### SHORT PROBLEM
Count every line that has the word "Board". Give the number, without anything more.
───── TASK DATA
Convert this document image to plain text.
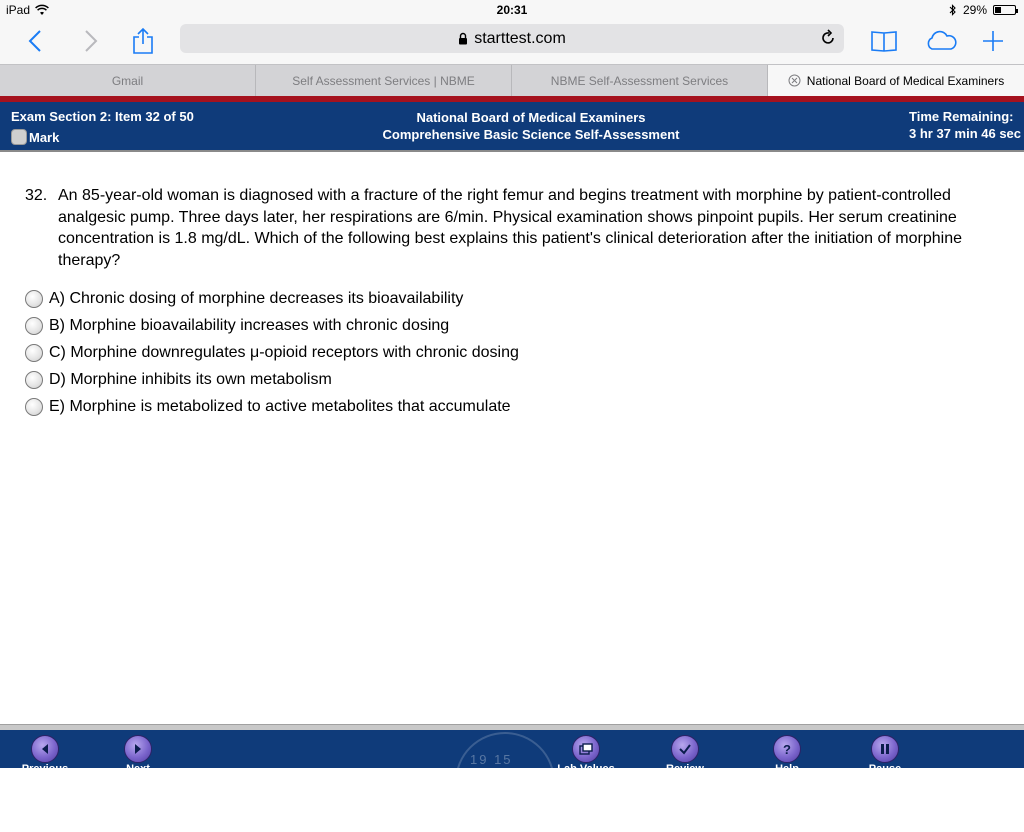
iPad	20:31	29%
starttest.com
Gmail	Self Assessment Services | NBME	NBME Self-Assessment Services	National Board of Medical Examiners
Exam Section 2: Item 32 of 50
Mark
National Board of Medical Examiners
Comprehensive Basic Science Self-Assessment
Time Remaining:
3 hr 37 min 46 sec
32. An 85-year-old woman is diagnosed with a fracture of the right femur and begins treatment with morphine by patient-controlled analgesic pump. Three days later, her respirations are 6/min. Physical examination shows pinpoint pupils. Her serum creatinine concentration is 1.8 mg/dL. Which of the following best explains this patient's clinical deterioration after the initiation of morphine therapy?
A) Chronic dosing of morphine decreases its bioavailability
B) Morphine bioavailability increases with chronic dosing
C) Morphine downregulates μ-opioid receptors with chronic dosing
D) Morphine inhibits its own metabolism
E) Morphine is metabolized to active metabolites that accumulate
19 15
Previous	Next	Lab Values	Review
?
Help	Pause
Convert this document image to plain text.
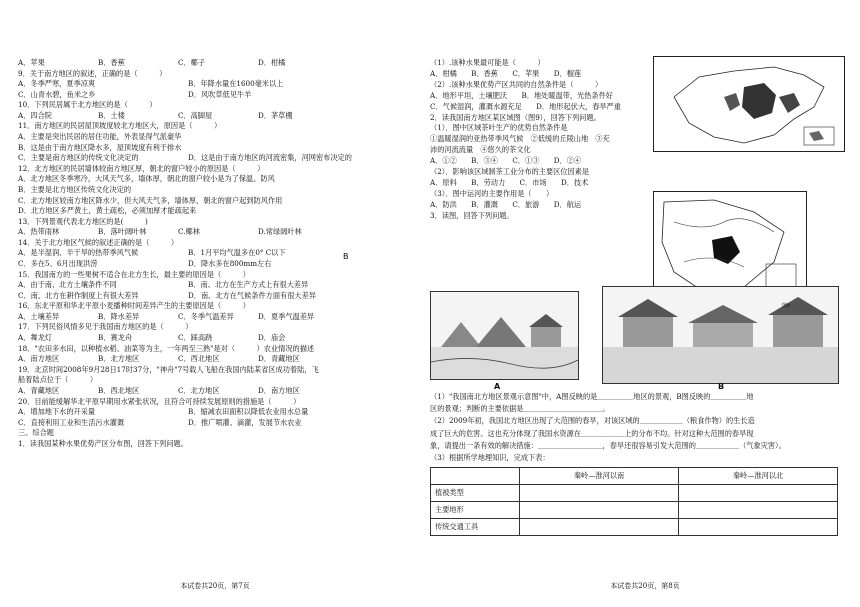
A．苹果	B．香蕉	C．椰子	D．柑橘
9．关于南方地区的叙述，正确的是（　　　）
A．冬季严寒，夏季凉爽	B．年降水量在1600毫米以上
C．山青水碧，鱼米之乡	D．风吹草低见牛羊
10．下列民居属于北方地区的是（　　　）
A．四合院	B．土楼	C．高脚屋	D．茅草棚
11．南方地区的民居屋顶坡度较北方地区大，原因是（　　　）
A．主要是突出民居的居住功能，外表显得气派豪华
B．这是由于南方地区降水多，屋顶坡度有利于排水
C．主要是南方地区的传统文化决定的	D．这是由于南方地区的河流密集，河网密布决定的
12．北方地区的民居墙体较南方地区厚，朝北的窗户较小的原因是（　　　）
A．北方地区冬季寒冷，大风天气多，墙体厚，朝北的窗户较小是为了保温、防风
B．主要是北方地区传统文化决定的
C．北方地区较南方地区降水少，但大风天气多，墙体厚，朝北的窗户起到防风作用
D．北方地区多严黄土，黄土疏松，必须加厚才能疏起来
13．下列景观代表北方地区的是(　　　)
A．热带雨林	B．落叶阔叶林	C.椰林	D.常绿阔叶林
14．关于北方地区气候的叙述正确的是（　　　）
A．是半湿润、半干旱的热带季风气候	B．1月平均气温多在0° C以下
C．多在5、6月出现洪涝	D．降水多在800mm左右
15．我国南方的一些果树不适合在北方生长，最主要的原因是（　　　）
A．由于南、北方土壤条件不同	B．南、北方在生产方式上有很大差异
C．南、北方在耕作制度上有很大差异	D．南、北方在气候条件方面有很大差异
16．东北平原和华北平原小麦播种时间差异产生的主要原因是（　　　）
A．土壤差异	B．降水差异	C．冬季气温差异	D．夏季气温差异
17．下列民俗风情多见于我国南方地区的是（　　　）
A．舞龙灯	B．赛龙舟	C．踩高跷	D．庙会
18．"农田多水田，以种植水稻、油菜等为主，一年两至三熟"是对（　　　）农业情况的描述
A．南方地区	B．北方地区	C．西北地区	D．青藏地区
19．北京时间2008年9月28日17时37分，"神舟"7号载人飞船在我国内陆某省区成功着陆，飞
船着陆点位于（　　　）
A．青藏地区	B．西北地区	C．北方地区	D．南方地区
20．目前能缓解华北平原早期用水紧张状况，且符合可持续发展原则的措施是（　　　）
A．增加地下水的开采量	B．缩减农田面积以降低农业用水总量
C．直接利用工业和生活污水灌溉	D．推广喷灌、滴灌，发展节水农业
三、综合题
1．读我国某种水果优势产区分布图，回答下列问题。
B
本试卷共20页，第7页
（1）.该种水果最可能是（　　　）
A．柑橘　　B．香蕉　　C．苹果　　D．榴莲
（2）.该种水果优势产区共同的自然条件是（　　　）
A．地形平坦，土壤肥沃　　B．地处暖温带，光热条件好
C．气候湿润，灌溉水源充足　　D．地形起伏大，春旱严重
2．读我国南方地区某区域图（图9），回答下列问题。
（1）．图中区域茶叶生产的优势自然条件是
①温暖湿润的亚热带季风气候　②低缓的丘陵山地　③充
沛的河流流量　④悠久的茶文化
A．①②　　B．③④　　C．①③　　D．②④
（2）．影响该区域制茶工业分布的主要区位因素是
A．原料　　B．劳动力　　C．市场　　D．技术
（3）．图中运河的主要作用是（　　）
A．防洪　　B．灌溉　　C．旅游　　D．航运
3．读图，回答下列问题。
图9
A	B
（1）"我国南北方地区景观示意图"中，A图反映的是＿＿＿＿＿地区的景观，B图反映的＿＿＿＿＿地
区的景观；判断的主要依据是＿＿＿＿＿＿＿＿＿＿＿。
（2）2009年初，我国北方地区出现了大范围的春旱，对该区域的＿＿＿＿＿＿（粮食作物）的生长造
成了巨大的危害。这也充分体现了我国水资源在＿＿＿＿＿＿上的分布不均。针对这种大范围的春旱现
象，请提出一条有效的解决措施：＿＿＿＿＿＿＿＿＿，春旱还很容易引发大范围的＿＿＿＿＿＿（气象灾害）。
（3）根据所学地理知识，完成下表：
	秦岭—淮河以南	秦岭—淮河以北
植被类型		
主要地形		
传统交通工具		
本试卷共20页，第8页
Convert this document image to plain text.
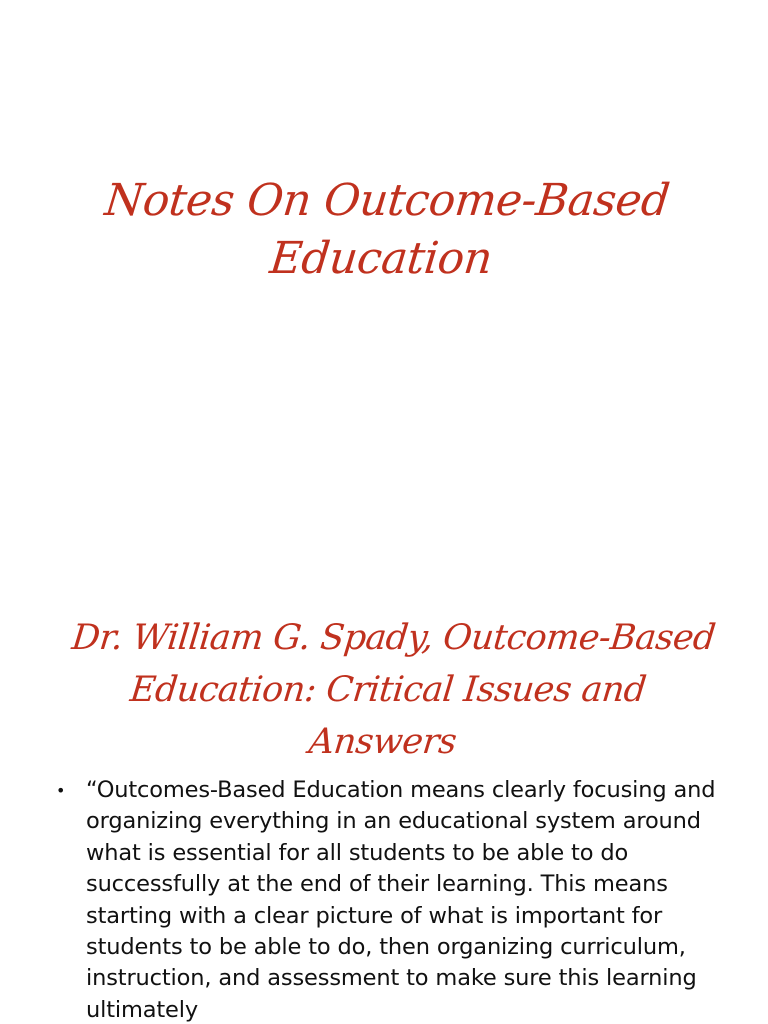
Notes On Outcome-Based Education
Dr. William G. Spady, Outcome-Based Education: Critical Issues and Answers
• “Outcomes-Based Education means clearly focusing and organizing everything in an educational system around what is essential for all students to be able to do successfully at the end of their learning. This means starting with a clear picture of what is important for students to be able to do, then organizing curriculum, instruction, and assessment to make sure this learning ultimately
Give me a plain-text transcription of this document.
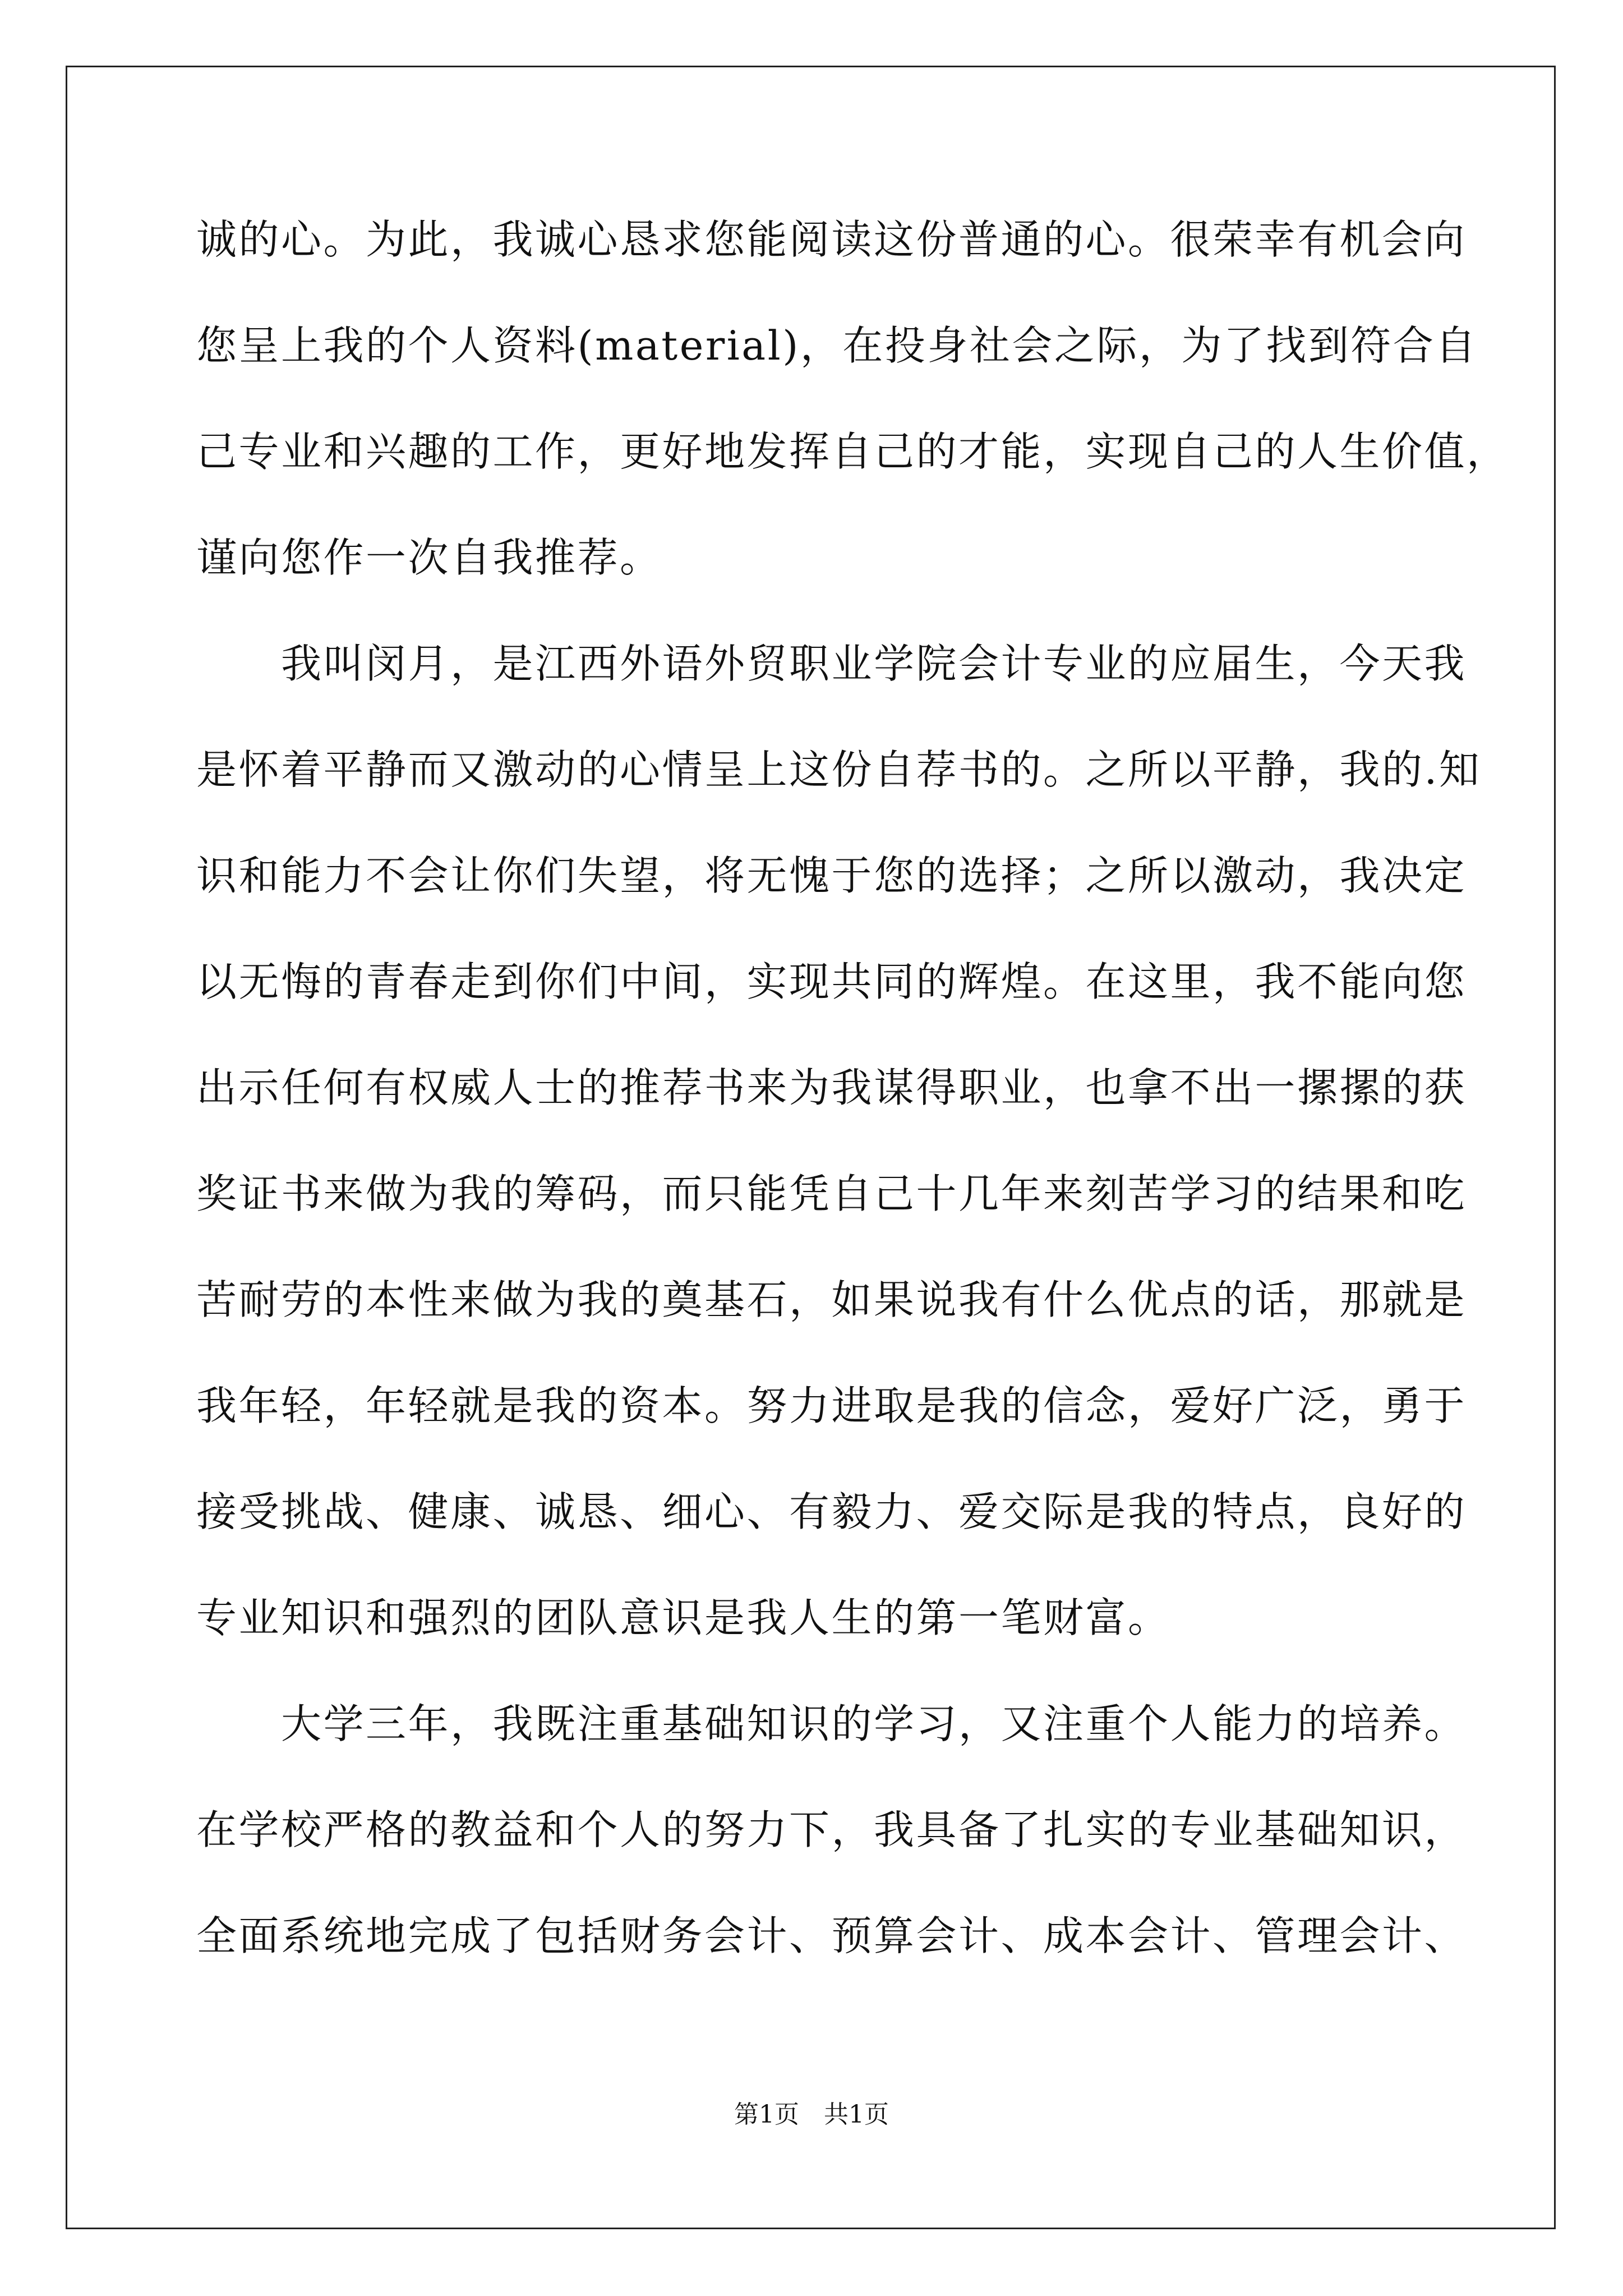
诚的心。为此，我诚心恳求您能阅读这份普通的心。很荣幸有机会向
您呈上我的个人资料(material)，在投身社会之际，为了找到符合自
己专业和兴趣的工作，更好地发挥自己的才能，实现自己的人生价值，
谨向您作一次自我推荐。
　　我叫闵月，是江西外语外贸职业学院会计专业的应届生，今天我
是怀着平静而又激动的心情呈上这份自荐书的。之所以平静，我的.知
识和能力不会让你们失望，将无愧于您的选择；之所以激动，我决定
以无悔的青春走到你们中间，实现共同的辉煌。在这里，我不能向您
出示任何有权威人士的推荐书来为我谋得职业，也拿不出一摞摞的获
奖证书来做为我的筹码，而只能凭自己十几年来刻苦学习的结果和吃
苦耐劳的本性来做为我的奠基石，如果说我有什么优点的话，那就是
我年轻，年轻就是我的资本。努力进取是我的信念，爱好广泛，勇于
接受挑战、健康、诚恳、细心、有毅力、爱交际是我的特点，良好的
专业知识和强烈的团队意识是我人生的第一笔财富。
　　大学三年，我既注重基础知识的学习，又注重个人能力的培养。
在学校严格的教益和个人的努力下，我具备了扎实的专业基础知识，
全面系统地完成了包括财务会计、预算会计、成本会计、管理会计、
第1页　共1页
──────────
### SOLUTION TO THIS TASK
2